◆ EXERCISE REQUIREMENTS
Without the pictures, return each record as it appears.

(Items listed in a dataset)
--- begin ---

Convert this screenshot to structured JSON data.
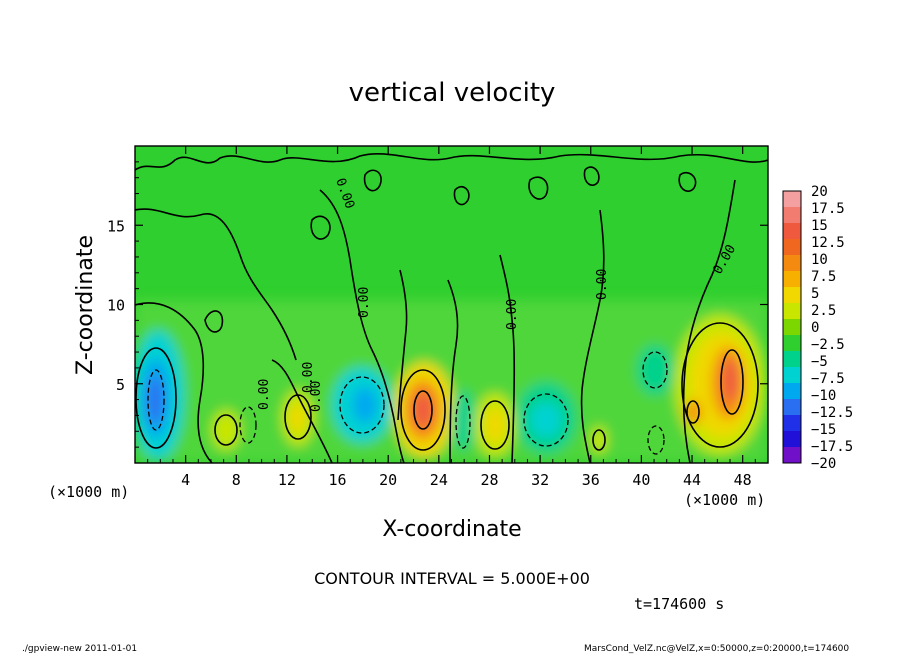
{
  "chart_data": {
    "type": "heatmap",
    "title": "vertical velocity",
    "xlabel": "X-coordinate",
    "ylabel": "Z-coordinate",
    "x_unit_left": "(×1000 m)",
    "x_unit_right": "(×1000 m)",
    "xlim": [
      0,
      50
    ],
    "ylim": [
      0,
      20
    ],
    "x_ticks": [
      4,
      8,
      12,
      16,
      20,
      24,
      28,
      32,
      36,
      40,
      44,
      48
    ],
    "y_ticks": [
      5,
      10,
      15
    ],
    "contour_interval_text": "CONTOUR INTERVAL = 5.000E+00",
    "time_text": "t=174600 s",
    "contour_labels": [
      "0.00",
      "0.00",
      "0.00",
      "0.00",
      "0.00",
      "0.00",
      "0.00",
      "0.00"
    ],
    "colorbar": {
      "levels": [
        "20",
        "17.5",
        "15",
        "12.5",
        "10",
        "7.5",
        "5",
        "2.5",
        "0",
        "−2.5",
        "−5",
        "−7.5",
        "−10",
        "−12.5",
        "−15",
        "−17.5",
        "−20"
      ],
      "colors": [
        "#f5a0a0",
        "#f27c70",
        "#ef5a3f",
        "#f06820",
        "#f58a10",
        "#f8b000",
        "#f0d800",
        "#c8e600",
        "#7cd600",
        "#2ecf2e",
        "#00d28c",
        "#00d2d2",
        "#00a8f0",
        "#2a6ef2",
        "#2030e8",
        "#2010d8",
        "#7010c8"
      ]
    },
    "cells": [
      {
        "x": 1.5,
        "z": 4.5,
        "w": -13
      },
      {
        "x": 2,
        "z": 6,
        "w": -6
      },
      {
        "x": 7.5,
        "z": 2.2,
        "w": 3
      },
      {
        "x": 9,
        "z": 3.5,
        "w": -2
      },
      {
        "x": 12.5,
        "z": 3.2,
        "w": 4
      },
      {
        "x": 18,
        "z": 3.5,
        "w": -7
      },
      {
        "x": 22.8,
        "z": 3.2,
        "w": 12
      },
      {
        "x": 26,
        "z": 3,
        "w": -3
      },
      {
        "x": 29,
        "z": 2.5,
        "w": 6
      },
      {
        "x": 32,
        "z": 2.5,
        "w": -7
      },
      {
        "x": 36,
        "z": 1.8,
        "w": 4
      },
      {
        "x": 39.5,
        "z": 4.5,
        "w": -4
      },
      {
        "x": 46.5,
        "z": 4.5,
        "w": 11
      },
      {
        "x": 43.5,
        "z": 3.5,
        "w": 10
      }
    ]
  },
  "footer": {
    "left": "./gpview-new   2011-01-01",
    "right": "MarsCond_VelZ.nc@VelZ,x=0:50000,z=0:20000,t=174600"
  }
}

--- end ---

◆ RIGHT ANSWER
Convert this screenshot to structured JSON data.
{
  "chart_data": {
    "type": "heatmap",
    "title": "vertical velocity",
    "xlabel": "X-coordinate",
    "ylabel": "Z-coordinate",
    "x_unit_left": "(×1000 m)",
    "x_unit_right": "(×1000 m)",
    "xlim": [
      0,
      50
    ],
    "ylim": [
      0,
      20
    ],
    "x_ticks": [
      4,
      8,
      12,
      16,
      20,
      24,
      28,
      32,
      36,
      40,
      44,
      48
    ],
    "y_ticks": [
      5,
      10,
      15
    ],
    "contour_interval_text": "CONTOUR INTERVAL = 5.000E+00",
    "time_text": "t=174600 s",
    "contour_labels": [
      "0.00",
      "0.00",
      "0.00",
      "0.00",
      "0.00",
      "0.00",
      "0.00",
      "0.00"
    ],
    "colorbar": {
      "levels": [
        "20",
        "17.5",
        "15",
        "12.5",
        "10",
        "7.5",
        "5",
        "2.5",
        "0",
        "−2.5",
        "−5",
        "−7.5",
        "−10",
        "−12.5",
        "−15",
        "−17.5",
        "−20"
      ],
      "colors": [
        "#f5a0a0",
        "#f27c70",
        "#ef5a3f",
        "#f06820",
        "#f58a10",
        "#f8b000",
        "#f0d800",
        "#c8e600",
        "#7cd600",
        "#2ecf2e",
        "#00d28c",
        "#00d2d2",
        "#00a8f0",
        "#2a6ef2",
        "#2030e8",
        "#2010d8",
        "#7010c8"
      ]
    },
    "cells": [
      {
        "x": 1.5,
        "z": 4.5,
        "w": -13
      },
      {
        "x": 2,
        "z": 6,
        "w": -6
      },
      {
        "x": 7.5,
        "z": 2.2,
        "w": 3
      },
      {
        "x": 9,
        "z": 3.5,
        "w": -2
      },
      {
        "x": 12.5,
        "z": 3.2,
        "w": 4
      },
      {
        "x": 18,
        "z": 3.5,
        "w": -7
      },
      {
        "x": 22.8,
        "z": 3.2,
        "w": 12
      },
      {
        "x": 26,
        "z": 3,
        "w": -3
      },
      {
        "x": 29,
        "z": 2.5,
        "w": 6
      },
      {
        "x": 32,
        "z": 2.5,
        "w": -7
      },
      {
        "x": 36,
        "z": 1.8,
        "w": 4
      },
      {
        "x": 39.5,
        "z": 4.5,
        "w": -4
      },
      {
        "x": 46.5,
        "z": 4.5,
        "w": 11
      },
      {
        "x": 43.5,
        "z": 3.5,
        "w": 10
      }
    ]
  },
  "footer": {
    "left": "./gpview-new   2011-01-01",
    "right": "MarsCond_VelZ.nc@VelZ,x=0:50000,z=0:20000,t=174600"
  }
}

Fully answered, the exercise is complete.